**DIRECTION:** For the material that follows, list every line containing the word "annotation".

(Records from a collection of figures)
-*-
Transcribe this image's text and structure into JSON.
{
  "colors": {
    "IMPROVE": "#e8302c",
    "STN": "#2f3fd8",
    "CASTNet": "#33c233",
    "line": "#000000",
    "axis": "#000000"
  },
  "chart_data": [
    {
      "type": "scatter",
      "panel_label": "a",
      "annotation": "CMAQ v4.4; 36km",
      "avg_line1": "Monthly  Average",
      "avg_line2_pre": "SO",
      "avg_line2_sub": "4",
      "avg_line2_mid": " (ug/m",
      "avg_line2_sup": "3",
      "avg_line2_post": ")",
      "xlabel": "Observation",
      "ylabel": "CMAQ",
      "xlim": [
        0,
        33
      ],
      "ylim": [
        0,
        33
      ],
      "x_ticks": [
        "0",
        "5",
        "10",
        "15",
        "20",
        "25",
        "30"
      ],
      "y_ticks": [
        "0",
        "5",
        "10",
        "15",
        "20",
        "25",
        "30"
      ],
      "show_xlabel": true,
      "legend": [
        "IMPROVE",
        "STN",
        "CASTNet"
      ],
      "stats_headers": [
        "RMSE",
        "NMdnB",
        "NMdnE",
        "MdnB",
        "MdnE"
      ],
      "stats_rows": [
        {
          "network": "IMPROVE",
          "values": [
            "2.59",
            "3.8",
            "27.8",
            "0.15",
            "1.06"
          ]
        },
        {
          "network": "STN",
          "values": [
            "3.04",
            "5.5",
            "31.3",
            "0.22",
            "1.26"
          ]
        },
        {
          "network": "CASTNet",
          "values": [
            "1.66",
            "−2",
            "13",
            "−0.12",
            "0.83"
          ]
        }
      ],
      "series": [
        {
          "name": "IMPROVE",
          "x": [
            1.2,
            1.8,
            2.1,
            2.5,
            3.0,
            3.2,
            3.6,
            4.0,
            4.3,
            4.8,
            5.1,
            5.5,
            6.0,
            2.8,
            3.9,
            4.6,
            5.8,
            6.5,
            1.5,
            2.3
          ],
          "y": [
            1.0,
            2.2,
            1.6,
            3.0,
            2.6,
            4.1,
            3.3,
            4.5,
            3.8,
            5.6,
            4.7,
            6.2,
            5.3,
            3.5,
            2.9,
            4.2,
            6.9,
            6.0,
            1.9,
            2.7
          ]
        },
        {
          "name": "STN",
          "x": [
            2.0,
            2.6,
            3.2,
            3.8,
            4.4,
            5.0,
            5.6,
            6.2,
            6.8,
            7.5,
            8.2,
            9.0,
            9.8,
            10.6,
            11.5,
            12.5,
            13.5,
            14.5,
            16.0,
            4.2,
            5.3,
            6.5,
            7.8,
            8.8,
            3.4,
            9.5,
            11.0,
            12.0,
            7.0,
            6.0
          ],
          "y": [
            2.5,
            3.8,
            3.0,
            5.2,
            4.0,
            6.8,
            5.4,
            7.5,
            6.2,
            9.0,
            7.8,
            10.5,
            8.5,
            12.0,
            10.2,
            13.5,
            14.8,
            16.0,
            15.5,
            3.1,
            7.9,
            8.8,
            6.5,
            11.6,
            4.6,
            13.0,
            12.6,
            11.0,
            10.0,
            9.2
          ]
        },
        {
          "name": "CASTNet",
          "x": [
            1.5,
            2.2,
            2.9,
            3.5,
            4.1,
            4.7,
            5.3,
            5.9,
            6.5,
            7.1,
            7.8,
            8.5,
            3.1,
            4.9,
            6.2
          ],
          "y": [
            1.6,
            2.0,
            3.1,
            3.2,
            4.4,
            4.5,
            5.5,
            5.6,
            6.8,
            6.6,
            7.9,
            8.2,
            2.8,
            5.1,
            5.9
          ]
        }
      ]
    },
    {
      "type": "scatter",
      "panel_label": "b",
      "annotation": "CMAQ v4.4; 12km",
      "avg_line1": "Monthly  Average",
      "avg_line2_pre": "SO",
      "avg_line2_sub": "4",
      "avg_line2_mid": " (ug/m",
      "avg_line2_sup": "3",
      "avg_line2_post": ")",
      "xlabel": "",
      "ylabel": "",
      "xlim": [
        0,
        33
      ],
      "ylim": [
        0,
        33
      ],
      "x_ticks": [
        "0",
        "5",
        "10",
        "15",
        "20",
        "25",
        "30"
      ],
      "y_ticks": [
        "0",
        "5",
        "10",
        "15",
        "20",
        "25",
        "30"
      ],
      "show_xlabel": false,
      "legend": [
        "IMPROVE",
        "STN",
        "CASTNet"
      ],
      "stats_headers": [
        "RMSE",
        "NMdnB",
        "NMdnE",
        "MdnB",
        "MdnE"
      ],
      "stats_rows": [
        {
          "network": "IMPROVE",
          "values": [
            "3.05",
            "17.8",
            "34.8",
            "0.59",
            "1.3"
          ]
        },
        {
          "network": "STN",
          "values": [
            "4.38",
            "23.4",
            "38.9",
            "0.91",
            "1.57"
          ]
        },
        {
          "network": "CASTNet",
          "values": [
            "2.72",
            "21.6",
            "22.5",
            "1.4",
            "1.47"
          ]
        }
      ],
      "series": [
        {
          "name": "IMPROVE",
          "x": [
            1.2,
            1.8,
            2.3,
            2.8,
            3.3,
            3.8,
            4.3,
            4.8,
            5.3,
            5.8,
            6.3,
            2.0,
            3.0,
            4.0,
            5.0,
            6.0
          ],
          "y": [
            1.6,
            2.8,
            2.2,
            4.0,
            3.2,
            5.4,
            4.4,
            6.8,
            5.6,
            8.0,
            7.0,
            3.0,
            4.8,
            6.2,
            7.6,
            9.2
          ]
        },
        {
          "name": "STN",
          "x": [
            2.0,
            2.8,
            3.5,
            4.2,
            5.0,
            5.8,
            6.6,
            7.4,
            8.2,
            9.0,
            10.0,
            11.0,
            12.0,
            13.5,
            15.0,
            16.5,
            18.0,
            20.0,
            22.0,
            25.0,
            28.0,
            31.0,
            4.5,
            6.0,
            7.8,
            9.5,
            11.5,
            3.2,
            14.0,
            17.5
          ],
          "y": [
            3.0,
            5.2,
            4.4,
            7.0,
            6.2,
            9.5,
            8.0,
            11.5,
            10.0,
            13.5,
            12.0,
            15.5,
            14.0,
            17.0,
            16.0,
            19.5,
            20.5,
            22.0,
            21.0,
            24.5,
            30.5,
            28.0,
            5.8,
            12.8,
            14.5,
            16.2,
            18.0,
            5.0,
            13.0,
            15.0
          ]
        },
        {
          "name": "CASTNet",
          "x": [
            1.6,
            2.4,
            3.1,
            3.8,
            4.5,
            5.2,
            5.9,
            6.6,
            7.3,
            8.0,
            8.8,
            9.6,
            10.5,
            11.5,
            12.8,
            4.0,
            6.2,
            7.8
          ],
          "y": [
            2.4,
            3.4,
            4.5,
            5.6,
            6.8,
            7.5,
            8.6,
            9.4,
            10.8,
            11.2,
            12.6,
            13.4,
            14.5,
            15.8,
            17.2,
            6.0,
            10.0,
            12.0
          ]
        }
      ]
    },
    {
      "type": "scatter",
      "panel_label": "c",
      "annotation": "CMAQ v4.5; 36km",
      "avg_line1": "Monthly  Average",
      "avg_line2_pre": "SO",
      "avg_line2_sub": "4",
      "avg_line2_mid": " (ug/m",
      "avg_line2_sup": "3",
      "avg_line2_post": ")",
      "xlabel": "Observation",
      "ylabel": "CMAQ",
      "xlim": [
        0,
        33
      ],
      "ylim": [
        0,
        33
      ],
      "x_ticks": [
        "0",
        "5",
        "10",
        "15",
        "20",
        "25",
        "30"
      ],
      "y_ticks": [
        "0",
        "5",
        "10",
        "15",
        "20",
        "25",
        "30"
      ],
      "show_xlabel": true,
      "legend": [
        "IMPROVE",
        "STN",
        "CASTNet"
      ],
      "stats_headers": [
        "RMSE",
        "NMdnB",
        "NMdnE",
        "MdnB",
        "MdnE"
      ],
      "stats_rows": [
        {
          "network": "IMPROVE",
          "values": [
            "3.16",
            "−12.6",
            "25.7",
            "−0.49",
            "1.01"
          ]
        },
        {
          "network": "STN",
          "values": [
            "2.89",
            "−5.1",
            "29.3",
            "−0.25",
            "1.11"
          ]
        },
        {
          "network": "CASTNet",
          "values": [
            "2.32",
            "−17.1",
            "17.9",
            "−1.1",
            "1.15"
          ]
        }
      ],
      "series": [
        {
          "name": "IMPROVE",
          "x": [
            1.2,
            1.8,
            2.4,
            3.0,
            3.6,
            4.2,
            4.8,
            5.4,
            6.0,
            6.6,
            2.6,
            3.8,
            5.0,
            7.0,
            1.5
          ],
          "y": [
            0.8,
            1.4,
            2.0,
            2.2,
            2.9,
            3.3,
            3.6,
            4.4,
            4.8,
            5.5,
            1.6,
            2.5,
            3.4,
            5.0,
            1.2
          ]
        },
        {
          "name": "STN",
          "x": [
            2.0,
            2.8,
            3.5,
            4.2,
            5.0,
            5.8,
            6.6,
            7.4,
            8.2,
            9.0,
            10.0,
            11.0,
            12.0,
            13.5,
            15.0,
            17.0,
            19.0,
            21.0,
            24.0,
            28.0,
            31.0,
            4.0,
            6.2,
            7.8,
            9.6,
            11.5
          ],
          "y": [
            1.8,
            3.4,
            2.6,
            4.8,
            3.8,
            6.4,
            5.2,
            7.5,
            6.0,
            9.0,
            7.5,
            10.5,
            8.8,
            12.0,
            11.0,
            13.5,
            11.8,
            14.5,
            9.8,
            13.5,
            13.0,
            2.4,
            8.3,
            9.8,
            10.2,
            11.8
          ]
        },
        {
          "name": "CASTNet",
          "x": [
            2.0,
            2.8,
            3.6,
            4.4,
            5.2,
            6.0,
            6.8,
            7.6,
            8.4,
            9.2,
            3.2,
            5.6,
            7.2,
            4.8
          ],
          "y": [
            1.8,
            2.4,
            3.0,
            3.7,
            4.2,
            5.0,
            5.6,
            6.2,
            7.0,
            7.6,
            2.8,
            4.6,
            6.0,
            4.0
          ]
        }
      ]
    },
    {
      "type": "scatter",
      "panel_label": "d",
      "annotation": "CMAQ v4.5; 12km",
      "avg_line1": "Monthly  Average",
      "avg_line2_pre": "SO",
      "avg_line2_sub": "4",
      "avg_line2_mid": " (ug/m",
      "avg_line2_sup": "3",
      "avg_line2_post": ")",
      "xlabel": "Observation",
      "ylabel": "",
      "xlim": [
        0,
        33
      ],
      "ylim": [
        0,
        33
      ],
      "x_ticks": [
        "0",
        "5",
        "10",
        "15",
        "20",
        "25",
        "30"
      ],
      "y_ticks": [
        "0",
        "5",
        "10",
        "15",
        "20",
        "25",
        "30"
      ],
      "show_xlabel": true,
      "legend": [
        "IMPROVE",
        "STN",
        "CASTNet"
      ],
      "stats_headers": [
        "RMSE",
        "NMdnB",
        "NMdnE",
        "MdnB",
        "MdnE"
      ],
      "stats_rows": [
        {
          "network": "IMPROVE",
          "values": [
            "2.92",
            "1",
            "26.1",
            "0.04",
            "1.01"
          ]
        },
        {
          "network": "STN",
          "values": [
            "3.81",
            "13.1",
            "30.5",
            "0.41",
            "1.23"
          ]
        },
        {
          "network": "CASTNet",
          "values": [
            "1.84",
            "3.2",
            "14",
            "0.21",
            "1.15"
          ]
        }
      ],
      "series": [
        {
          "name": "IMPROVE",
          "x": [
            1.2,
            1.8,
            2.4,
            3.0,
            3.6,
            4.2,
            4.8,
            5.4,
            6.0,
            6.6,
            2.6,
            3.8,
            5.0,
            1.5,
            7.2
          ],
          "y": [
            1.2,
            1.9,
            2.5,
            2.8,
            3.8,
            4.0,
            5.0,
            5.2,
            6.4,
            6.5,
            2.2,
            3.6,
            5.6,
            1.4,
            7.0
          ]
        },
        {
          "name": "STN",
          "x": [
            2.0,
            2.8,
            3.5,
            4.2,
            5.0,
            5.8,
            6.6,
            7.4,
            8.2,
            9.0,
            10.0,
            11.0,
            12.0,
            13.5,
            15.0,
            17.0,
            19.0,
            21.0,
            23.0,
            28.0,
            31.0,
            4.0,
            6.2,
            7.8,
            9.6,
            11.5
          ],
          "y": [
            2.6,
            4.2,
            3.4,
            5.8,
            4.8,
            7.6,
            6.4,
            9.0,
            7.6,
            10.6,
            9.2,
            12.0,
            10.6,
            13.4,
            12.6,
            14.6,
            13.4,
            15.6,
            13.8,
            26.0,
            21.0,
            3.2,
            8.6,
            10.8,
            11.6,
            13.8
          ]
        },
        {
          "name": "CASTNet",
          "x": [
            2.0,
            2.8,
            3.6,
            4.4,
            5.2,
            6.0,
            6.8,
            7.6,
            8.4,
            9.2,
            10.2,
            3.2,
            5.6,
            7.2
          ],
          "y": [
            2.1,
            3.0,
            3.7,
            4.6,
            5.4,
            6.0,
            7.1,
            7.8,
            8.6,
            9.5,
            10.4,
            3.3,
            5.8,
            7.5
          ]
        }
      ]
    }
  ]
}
-*-
**THE COMPLETED TASK:**
      "annotation": "CMAQ v4.4; 36km",
      "annotation": "CMAQ v4.4; 12km",
      "annotation": "CMAQ v4.5; 36km",
      "annotation": "CMAQ v4.5; 12km",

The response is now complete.